◆ **WHAT YOU NEED TO DO**
Please copy the entries below word for word, leaving out any image.

◆ **ENTRIES SHOWN**
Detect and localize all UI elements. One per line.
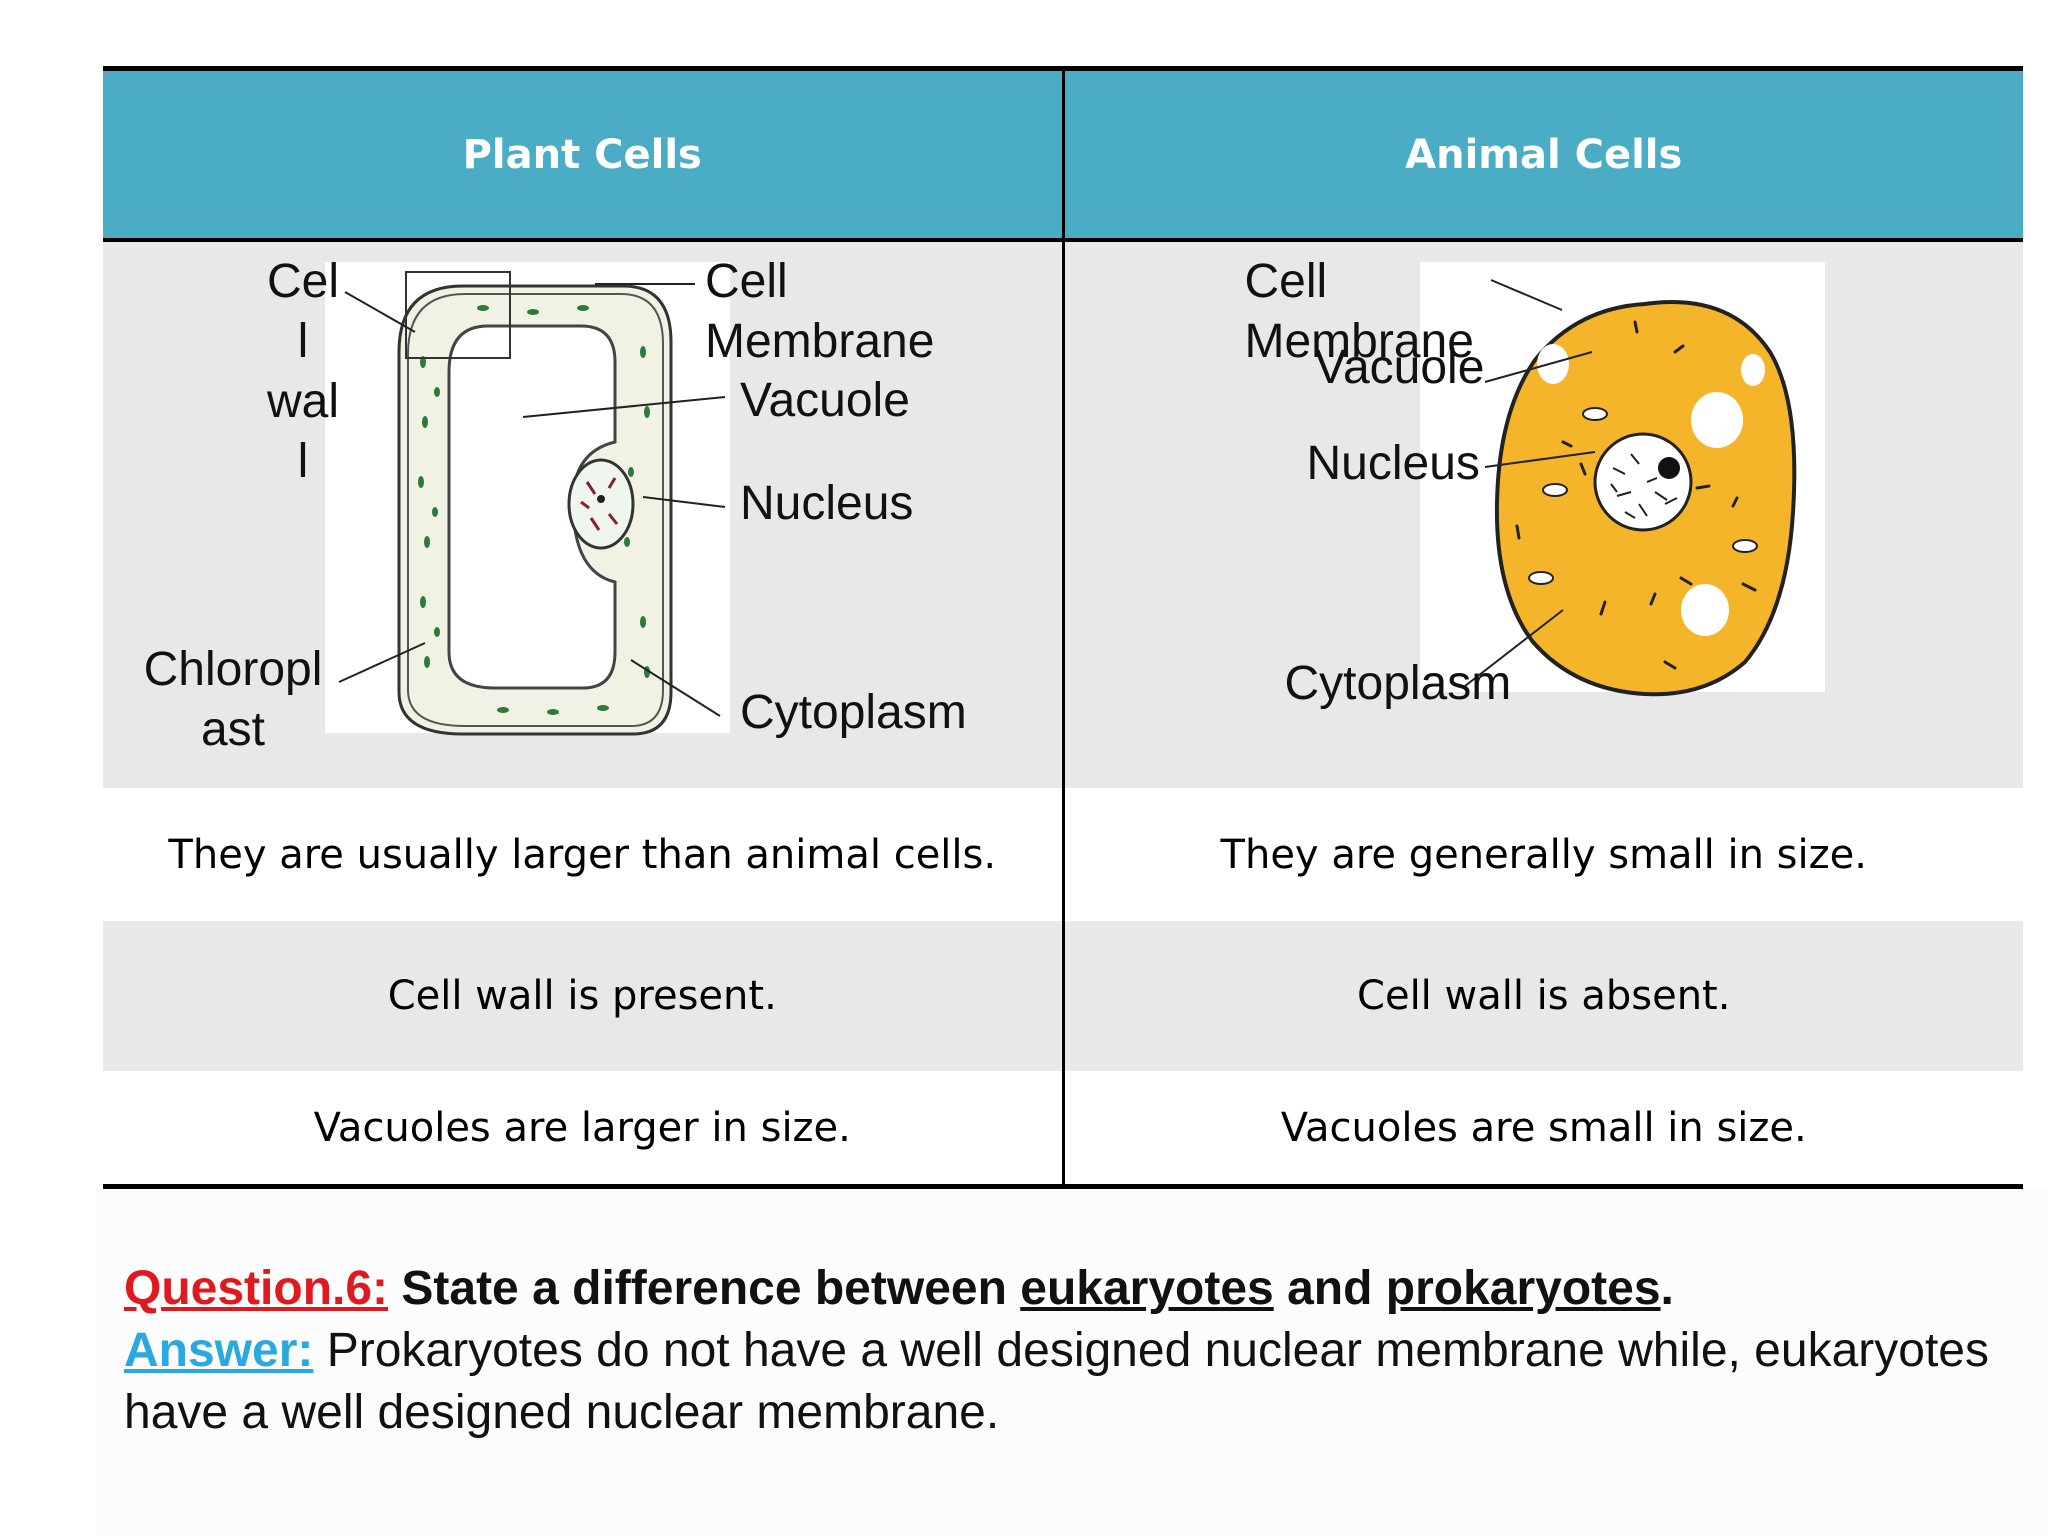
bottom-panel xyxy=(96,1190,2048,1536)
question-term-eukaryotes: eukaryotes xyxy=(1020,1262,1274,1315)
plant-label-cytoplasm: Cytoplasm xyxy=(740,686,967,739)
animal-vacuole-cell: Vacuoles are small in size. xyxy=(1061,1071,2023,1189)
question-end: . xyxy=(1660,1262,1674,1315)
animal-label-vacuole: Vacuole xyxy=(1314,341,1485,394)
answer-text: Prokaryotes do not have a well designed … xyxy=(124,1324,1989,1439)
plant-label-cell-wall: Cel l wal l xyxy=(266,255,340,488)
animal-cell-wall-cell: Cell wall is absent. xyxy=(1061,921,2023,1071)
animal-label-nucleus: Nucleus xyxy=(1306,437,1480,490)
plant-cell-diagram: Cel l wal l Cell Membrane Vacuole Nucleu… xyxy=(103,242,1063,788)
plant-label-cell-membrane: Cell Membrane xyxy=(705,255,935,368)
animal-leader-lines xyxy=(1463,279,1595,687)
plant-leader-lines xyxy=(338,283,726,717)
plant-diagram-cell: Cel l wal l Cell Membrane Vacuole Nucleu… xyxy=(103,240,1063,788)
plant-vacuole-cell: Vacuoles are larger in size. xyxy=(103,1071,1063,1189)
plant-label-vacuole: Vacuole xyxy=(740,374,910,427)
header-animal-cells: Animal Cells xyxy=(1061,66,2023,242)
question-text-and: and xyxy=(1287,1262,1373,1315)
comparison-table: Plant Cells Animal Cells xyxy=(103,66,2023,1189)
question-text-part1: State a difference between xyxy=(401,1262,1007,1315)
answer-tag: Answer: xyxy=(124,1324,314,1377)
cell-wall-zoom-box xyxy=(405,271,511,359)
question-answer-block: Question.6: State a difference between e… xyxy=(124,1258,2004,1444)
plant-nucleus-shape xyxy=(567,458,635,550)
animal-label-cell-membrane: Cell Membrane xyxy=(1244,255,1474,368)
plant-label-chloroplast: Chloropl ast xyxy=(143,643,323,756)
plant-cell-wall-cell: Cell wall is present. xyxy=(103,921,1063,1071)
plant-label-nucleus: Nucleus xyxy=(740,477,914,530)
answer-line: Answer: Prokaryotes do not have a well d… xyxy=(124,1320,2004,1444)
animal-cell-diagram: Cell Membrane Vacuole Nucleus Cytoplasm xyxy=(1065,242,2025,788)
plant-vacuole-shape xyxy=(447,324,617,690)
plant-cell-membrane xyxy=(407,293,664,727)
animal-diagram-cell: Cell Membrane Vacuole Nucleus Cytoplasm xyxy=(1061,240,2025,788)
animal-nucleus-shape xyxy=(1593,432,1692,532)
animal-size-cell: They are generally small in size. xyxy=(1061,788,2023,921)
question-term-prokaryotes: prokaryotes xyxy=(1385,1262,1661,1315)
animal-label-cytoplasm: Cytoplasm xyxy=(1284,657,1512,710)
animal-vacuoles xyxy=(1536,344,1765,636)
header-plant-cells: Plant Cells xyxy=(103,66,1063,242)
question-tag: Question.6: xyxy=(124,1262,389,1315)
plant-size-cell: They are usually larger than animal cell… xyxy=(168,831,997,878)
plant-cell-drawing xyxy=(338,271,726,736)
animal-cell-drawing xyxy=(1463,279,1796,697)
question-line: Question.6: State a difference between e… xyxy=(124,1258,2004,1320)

◆ **RESPONSE BELOW**
Detect and localize all UI elements. One per line.
bottom-panel xyxy=(96,1190,2048,1536)
question-term-eukaryotes: eukaryotes xyxy=(1020,1262,1274,1315)
plant-label-cytoplasm: Cytoplasm xyxy=(740,686,967,739)
animal-vacuole-cell: Vacuoles are small in size. xyxy=(1061,1071,2023,1189)
question-end: . xyxy=(1660,1262,1674,1315)
animal-label-vacuole: Vacuole xyxy=(1314,341,1485,394)
answer-text: Prokaryotes do not have a well designed … xyxy=(124,1324,1989,1439)
plant-label-cell-wall: Cel l wal l xyxy=(266,255,340,488)
animal-cell-wall-cell: Cell wall is absent. xyxy=(1061,921,2023,1071)
animal-label-nucleus: Nucleus xyxy=(1306,437,1480,490)
plant-cell-diagram: Cel l wal l Cell Membrane Vacuole Nucleu… xyxy=(103,242,1063,788)
plant-label-cell-membrane: Cell Membrane xyxy=(705,255,935,368)
animal-leader-lines xyxy=(1463,279,1595,687)
plant-leader-lines xyxy=(338,283,726,717)
plant-diagram-cell: Cel l wal l Cell Membrane Vacuole Nucleu… xyxy=(103,240,1063,788)
plant-vacuole-cell: Vacuoles are larger in size. xyxy=(103,1071,1063,1189)
plant-label-vacuole: Vacuole xyxy=(740,374,910,427)
header-animal-cells: Animal Cells xyxy=(1061,66,2023,242)
question-text-and: and xyxy=(1287,1262,1373,1315)
comparison-table: Plant Cells Animal Cells xyxy=(103,66,2023,1189)
question-text-part1: State a difference between xyxy=(401,1262,1007,1315)
answer-tag: Answer: xyxy=(124,1324,314,1377)
cell-wall-zoom-box xyxy=(405,271,511,359)
question-answer-block: Question.6: State a difference between e… xyxy=(124,1258,2004,1444)
plant-nucleus-shape xyxy=(567,458,635,550)
animal-label-cell-membrane: Cell Membrane xyxy=(1244,255,1474,368)
plant-label-chloroplast: Chloropl ast xyxy=(143,643,323,756)
plant-cell-wall-cell: Cell wall is present. xyxy=(103,921,1063,1071)
plant-label-nucleus: Nucleus xyxy=(740,477,914,530)
answer-line: Answer: Prokaryotes do not have a well d… xyxy=(124,1320,2004,1444)
animal-cell-diagram: Cell Membrane Vacuole Nucleus Cytoplasm xyxy=(1065,242,2025,788)
plant-vacuole-shape xyxy=(447,324,617,690)
plant-cell-membrane xyxy=(407,293,664,727)
animal-diagram-cell: Cell Membrane Vacuole Nucleus Cytoplasm xyxy=(1061,240,2025,788)
animal-nucleus-shape xyxy=(1593,432,1692,532)
animal-size-cell: They are generally small in size. xyxy=(1061,788,2023,921)
question-term-prokaryotes: prokaryotes xyxy=(1385,1262,1661,1315)
animal-label-cytoplasm: Cytoplasm xyxy=(1284,657,1512,710)
animal-vacuoles xyxy=(1536,344,1765,636)
header-plant-cells: Plant Cells xyxy=(103,66,1063,242)
question-tag: Question.6: xyxy=(124,1262,389,1315)
plant-size-cell: They are usually larger than animal cell… xyxy=(168,831,997,878)
plant-cell-drawing xyxy=(338,271,726,736)
animal-cell-drawing xyxy=(1463,279,1796,697)
question-line: Question.6: State a difference between e… xyxy=(124,1258,2004,1320)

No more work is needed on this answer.